◆ **Given request**
Wherever a line in the data below holds "content", copy that line.

◆ **Supplied material**
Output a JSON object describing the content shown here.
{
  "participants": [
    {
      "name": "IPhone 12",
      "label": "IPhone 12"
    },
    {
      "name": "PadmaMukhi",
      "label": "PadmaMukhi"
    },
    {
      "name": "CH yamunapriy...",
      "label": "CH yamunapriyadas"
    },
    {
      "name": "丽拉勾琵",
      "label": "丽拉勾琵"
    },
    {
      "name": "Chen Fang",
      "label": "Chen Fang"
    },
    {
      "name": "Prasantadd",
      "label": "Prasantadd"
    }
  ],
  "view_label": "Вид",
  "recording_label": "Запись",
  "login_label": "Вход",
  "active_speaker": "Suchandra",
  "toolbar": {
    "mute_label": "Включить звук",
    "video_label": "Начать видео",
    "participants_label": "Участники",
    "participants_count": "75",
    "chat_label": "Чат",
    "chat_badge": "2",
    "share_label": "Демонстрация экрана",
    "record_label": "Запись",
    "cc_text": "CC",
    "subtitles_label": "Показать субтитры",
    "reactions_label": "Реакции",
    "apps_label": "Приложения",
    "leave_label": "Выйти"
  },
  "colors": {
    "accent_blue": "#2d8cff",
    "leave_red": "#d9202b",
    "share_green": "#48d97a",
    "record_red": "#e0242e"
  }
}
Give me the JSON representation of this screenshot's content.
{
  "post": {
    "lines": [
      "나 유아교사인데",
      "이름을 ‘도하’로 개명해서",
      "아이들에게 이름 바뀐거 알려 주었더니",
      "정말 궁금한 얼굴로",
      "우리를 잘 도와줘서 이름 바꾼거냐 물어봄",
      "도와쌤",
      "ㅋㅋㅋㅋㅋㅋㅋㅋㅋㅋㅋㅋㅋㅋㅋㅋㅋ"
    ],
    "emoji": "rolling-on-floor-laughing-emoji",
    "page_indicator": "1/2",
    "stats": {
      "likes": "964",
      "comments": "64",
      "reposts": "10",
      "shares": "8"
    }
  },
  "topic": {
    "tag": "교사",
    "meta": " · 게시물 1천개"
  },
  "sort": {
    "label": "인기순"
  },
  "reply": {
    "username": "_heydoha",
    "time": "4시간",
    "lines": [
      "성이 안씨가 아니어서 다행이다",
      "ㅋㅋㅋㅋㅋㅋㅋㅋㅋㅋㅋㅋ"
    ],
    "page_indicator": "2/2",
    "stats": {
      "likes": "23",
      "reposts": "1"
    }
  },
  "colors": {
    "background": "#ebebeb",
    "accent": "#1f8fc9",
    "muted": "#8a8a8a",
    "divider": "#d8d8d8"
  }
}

◆ **Completed exercise**
Output a JSON object describing the content shown here.
Give me the JSON representation of this screenshot's content.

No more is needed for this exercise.